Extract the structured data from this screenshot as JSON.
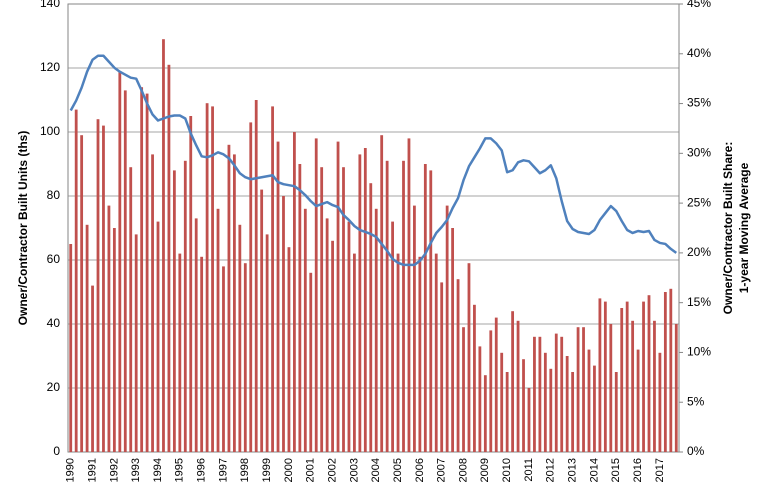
{
  "chart_data": {
    "type": "bar",
    "ylabel": "Owner/Contractor Built Units (ths)",
    "y2label": [
      "Owner/Contractor Built Share:",
      "1-year Moving Average"
    ],
    "ylim": [
      0,
      140
    ],
    "yticks": [
      0,
      20,
      40,
      60,
      80,
      100,
      120,
      140
    ],
    "y2lim": [
      0,
      45
    ],
    "y2ticks": [
      {
        "value": 0,
        "label": "0%"
      },
      {
        "value": 5,
        "label": "5%"
      },
      {
        "value": 10,
        "label": "10%"
      },
      {
        "value": 15,
        "label": "15%"
      },
      {
        "value": 20,
        "label": "20%"
      },
      {
        "value": 25,
        "label": "25%"
      },
      {
        "value": 30,
        "label": "30%"
      },
      {
        "value": 35,
        "label": "35%"
      },
      {
        "value": 40,
        "label": "40%"
      },
      {
        "value": 45,
        "label": "45%"
      }
    ],
    "grid": true,
    "categories": [
      "1990",
      null,
      null,
      null,
      "1991",
      null,
      null,
      null,
      "1992",
      null,
      null,
      null,
      "1993",
      null,
      null,
      null,
      "1994",
      null,
      null,
      null,
      "1995",
      null,
      null,
      null,
      "1996",
      null,
      null,
      null,
      "1997",
      null,
      null,
      null,
      "1998",
      null,
      null,
      null,
      "1999",
      null,
      null,
      null,
      "2000",
      null,
      null,
      null,
      "2001",
      null,
      null,
      null,
      "2002",
      null,
      null,
      null,
      "2003",
      null,
      null,
      null,
      "2004",
      null,
      null,
      null,
      "2005",
      null,
      null,
      null,
      "2006",
      null,
      null,
      null,
      "2007",
      null,
      null,
      null,
      "2008",
      null,
      null,
      null,
      "2009",
      null,
      null,
      null,
      "2010",
      null,
      null,
      null,
      "2011",
      null,
      null,
      null,
      "2012",
      null,
      null,
      null,
      "2013",
      null,
      null,
      null,
      "2014",
      null,
      null,
      null,
      "2015",
      null,
      null,
      null,
      "2016",
      null,
      null,
      null,
      "2017",
      null,
      null,
      null
    ],
    "series": [
      {
        "type": "bar",
        "color": "#c0504d",
        "values": [
          65,
          107,
          99,
          71,
          52,
          104,
          102,
          77,
          70,
          119,
          113,
          89,
          68,
          114,
          112,
          93,
          72,
          129,
          121,
          88,
          62,
          91,
          105,
          73,
          61,
          109,
          108,
          76,
          58,
          96,
          93,
          71,
          59,
          103,
          110,
          82,
          68,
          108,
          97,
          80,
          64,
          100,
          90,
          76,
          56,
          98,
          89,
          73,
          66,
          97,
          89,
          72,
          62,
          93,
          95,
          84,
          76,
          99,
          91,
          72,
          62,
          91,
          98,
          77,
          61,
          90,
          88,
          62,
          53,
          77,
          70,
          54,
          39,
          59,
          46,
          33,
          24,
          38,
          42,
          31,
          25,
          44,
          41,
          29,
          20,
          36,
          36,
          31,
          26,
          37,
          36,
          30,
          25,
          39,
          39,
          32,
          27,
          48,
          47,
          40,
          25,
          45,
          47,
          41,
          32,
          47,
          49,
          41,
          31,
          50,
          51,
          40
        ]
      },
      {
        "type": "line",
        "axis": "y2",
        "color": "#4f81bd",
        "values": [
          34.3,
          35.3,
          36.6,
          38.2,
          39.4,
          39.8,
          39.8,
          39.2,
          38.6,
          38.2,
          37.9,
          37.6,
          37.5,
          36.3,
          35,
          33.9,
          33.3,
          33.5,
          33.7,
          33.8,
          33.8,
          33.5,
          32,
          30.8,
          29.7,
          29.6,
          29.8,
          30.1,
          29.9,
          29.5,
          28.8,
          28,
          27.6,
          27.4,
          27.5,
          27.6,
          27.7,
          27.8,
          27.1,
          26.9,
          26.8,
          26.7,
          26.3,
          25.8,
          25.2,
          24.7,
          24.9,
          25.1,
          24.8,
          24.6,
          23.8,
          23.3,
          22.7,
          22.3,
          22.1,
          21.9,
          21.6,
          20.9,
          20.2,
          19.4,
          19,
          18.8,
          18.8,
          18.8,
          19.2,
          19.9,
          21,
          22,
          22.6,
          23.3,
          24.5,
          25.5,
          27.3,
          28.7,
          29.6,
          30.5,
          31.5,
          31.5,
          31,
          30.3,
          28.1,
          28.3,
          29.1,
          29.3,
          29.2,
          28.6,
          28,
          28.3,
          28.8,
          27.5,
          25.2,
          23.2,
          22.4,
          22.1,
          22,
          21.9,
          22.3,
          23.3,
          24,
          24.7,
          24.2,
          23.2,
          22.3,
          22,
          22.2,
          22.1,
          22.2,
          21.3,
          21,
          20.9,
          20.4,
          20
        ]
      }
    ]
  }
}
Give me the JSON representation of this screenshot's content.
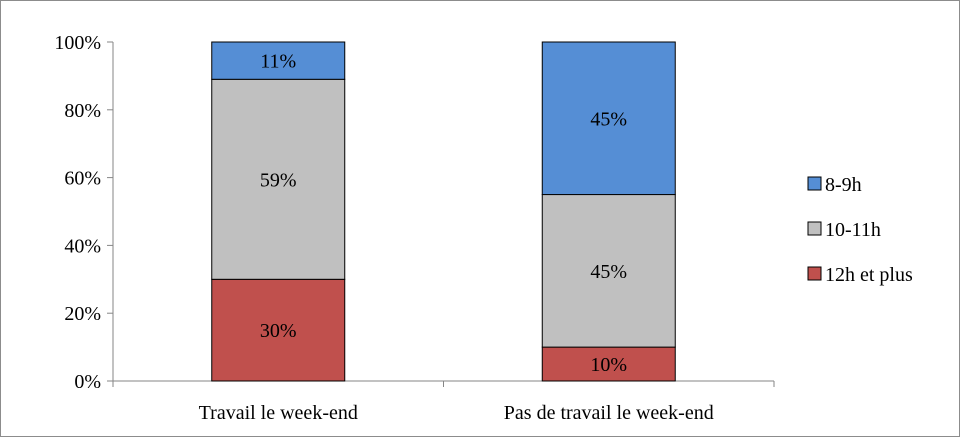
{
  "chart_data": {
    "type": "bar",
    "stacked": true,
    "percent": true,
    "categories": [
      "Travail le week-end",
      "Pas de travail le week-end"
    ],
    "series": [
      {
        "name": "12h et plus",
        "color": "#c0504d",
        "values": [
          30,
          10
        ],
        "labels": [
          "30%",
          "10%"
        ]
      },
      {
        "name": "10-11h",
        "color": "#c0c0c0",
        "values": [
          59,
          45
        ],
        "labels": [
          "59%",
          "45%"
        ]
      },
      {
        "name": "8-9h",
        "color": "#558ed5",
        "values": [
          11,
          45
        ],
        "labels": [
          "11%",
          "45%"
        ]
      }
    ],
    "legend_order": [
      "8-9h",
      "10-11h",
      "12h et plus"
    ],
    "legend_position": "right",
    "yticks": [
      "0%",
      "20%",
      "40%",
      "60%",
      "80%",
      "100%"
    ],
    "ylim": [
      0,
      100
    ],
    "grid": false,
    "title": "",
    "xlabel": "",
    "ylabel": ""
  }
}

· · · · ·

[Exercise] Write out the lines of the listing from the one that holds "Give me the" to the very last line, both included, exactly as they appear and without any pictures.

[Complete output]
Give me the JSON representation of this screenshot's content.
{
  "chart_data": {
    "type": "bar",
    "stacked": true,
    "percent": true,
    "categories": [
      "Travail le week-end",
      "Pas de travail le week-end"
    ],
    "series": [
      {
        "name": "12h et plus",
        "color": "#c0504d",
        "values": [
          30,
          10
        ],
        "labels": [
          "30%",
          "10%"
        ]
      },
      {
        "name": "10-11h",
        "color": "#c0c0c0",
        "values": [
          59,
          45
        ],
        "labels": [
          "59%",
          "45%"
        ]
      },
      {
        "name": "8-9h",
        "color": "#558ed5",
        "values": [
          11,
          45
        ],
        "labels": [
          "11%",
          "45%"
        ]
      }
    ],
    "legend_order": [
      "8-9h",
      "10-11h",
      "12h et plus"
    ],
    "legend_position": "right",
    "yticks": [
      "0%",
      "20%",
      "40%",
      "60%",
      "80%",
      "100%"
    ],
    "ylim": [
      0,
      100
    ],
    "grid": false,
    "title": "",
    "xlabel": "",
    "ylabel": ""
  }
}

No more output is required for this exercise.